> Stated goal: The records that follow must be reproduced in full, exactly as written.

-- START OF Given information --

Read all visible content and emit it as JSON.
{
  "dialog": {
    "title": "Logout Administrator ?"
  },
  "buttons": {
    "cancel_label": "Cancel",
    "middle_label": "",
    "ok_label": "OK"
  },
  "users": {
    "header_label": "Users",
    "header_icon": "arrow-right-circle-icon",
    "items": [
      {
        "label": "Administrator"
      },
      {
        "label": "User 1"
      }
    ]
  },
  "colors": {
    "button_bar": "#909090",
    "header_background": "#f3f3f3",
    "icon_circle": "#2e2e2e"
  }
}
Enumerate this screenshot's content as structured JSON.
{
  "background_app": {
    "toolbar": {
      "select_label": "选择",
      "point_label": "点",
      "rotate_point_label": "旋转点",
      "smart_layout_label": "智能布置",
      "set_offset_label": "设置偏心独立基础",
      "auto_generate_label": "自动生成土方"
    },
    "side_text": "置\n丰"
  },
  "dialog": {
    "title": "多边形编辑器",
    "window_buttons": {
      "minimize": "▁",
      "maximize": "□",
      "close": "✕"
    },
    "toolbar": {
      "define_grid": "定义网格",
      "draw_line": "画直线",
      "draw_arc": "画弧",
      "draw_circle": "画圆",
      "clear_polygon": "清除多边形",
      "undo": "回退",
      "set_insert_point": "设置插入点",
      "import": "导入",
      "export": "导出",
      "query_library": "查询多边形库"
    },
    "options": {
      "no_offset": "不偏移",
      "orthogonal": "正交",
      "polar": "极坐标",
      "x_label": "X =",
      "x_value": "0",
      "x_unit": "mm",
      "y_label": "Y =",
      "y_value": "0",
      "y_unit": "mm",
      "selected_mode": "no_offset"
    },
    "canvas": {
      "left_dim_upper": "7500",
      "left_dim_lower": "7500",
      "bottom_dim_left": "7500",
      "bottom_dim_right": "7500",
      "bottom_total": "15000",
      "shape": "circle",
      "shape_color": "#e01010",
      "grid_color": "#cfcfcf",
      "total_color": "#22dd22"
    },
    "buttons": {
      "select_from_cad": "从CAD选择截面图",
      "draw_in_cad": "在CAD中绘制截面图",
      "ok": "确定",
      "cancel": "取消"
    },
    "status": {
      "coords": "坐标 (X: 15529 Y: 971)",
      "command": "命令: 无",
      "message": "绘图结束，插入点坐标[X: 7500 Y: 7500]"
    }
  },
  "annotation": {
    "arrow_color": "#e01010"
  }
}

-- END OF Given information --

> Response to this task:
Read all visible content and emit it as JSON.
{
  "dialog": {
    "title": "Logout Administrator ?"
  },
  "buttons": {
    "cancel_label": "Cancel",
    "middle_label": "",
    "ok_label": "OK"
  },
  "users": {
    "header_label": "Users",
    "header_icon": "arrow-right-circle-icon",
    "items": [
      {
        "label": "Administrator"
      },
      {
        "label": "User 1"
      }
    ]
  },
  "colors": {
    "button_bar": "#909090",
    "header_background": "#f3f3f3",
    "icon_circle": "#2e2e2e"
  }
}
Enumerate this screenshot's content as structured JSON.
{
  "background_app": {
    "toolbar": {
      "select_label": "选择",
      "point_label": "点",
      "rotate_point_label": "旋转点",
      "smart_layout_label": "智能布置",
      "set_offset_label": "设置偏心独立基础",
      "auto_generate_label": "自动生成土方"
    },
    "side_text": "置\n丰"
  },
  "dialog": {
    "title": "多边形编辑器",
    "window_buttons": {
      "minimize": "▁",
      "maximize": "□",
      "close": "✕"
    },
    "toolbar": {
      "define_grid": "定义网格",
      "draw_line": "画直线",
      "draw_arc": "画弧",
      "draw_circle": "画圆",
      "clear_polygon": "清除多边形",
      "undo": "回退",
      "set_insert_point": "设置插入点",
      "import": "导入",
      "export": "导出",
      "query_library": "查询多边形库"
    },
    "options": {
      "no_offset": "不偏移",
      "orthogonal": "正交",
      "polar": "极坐标",
      "x_label": "X =",
      "x_value": "0",
      "x_unit": "mm",
      "y_label": "Y =",
      "y_value": "0",
      "y_unit": "mm",
      "selected_mode": "no_offset"
    },
    "canvas": {
      "left_dim_upper": "7500",
      "left_dim_lower": "7500",
      "bottom_dim_left": "7500",
      "bottom_dim_right": "7500",
      "bottom_total": "15000",
      "shape": "circle",
      "shape_color": "#e01010",
      "grid_color": "#cfcfcf",
      "total_color": "#22dd22"
    },
    "buttons": {
      "select_from_cad": "从CAD选择截面图",
      "draw_in_cad": "在CAD中绘制截面图",
      "ok": "确定",
      "cancel": "取消"
    },
    "status": {
      "coords": "坐标 (X: 15529 Y: 971)",
      "command": "命令: 无",
      "message": "绘图结束，插入点坐标[X: 7500 Y: 7500]"
    }
  },
  "annotation": {
    "arrow_color": "#e01010"
  }
}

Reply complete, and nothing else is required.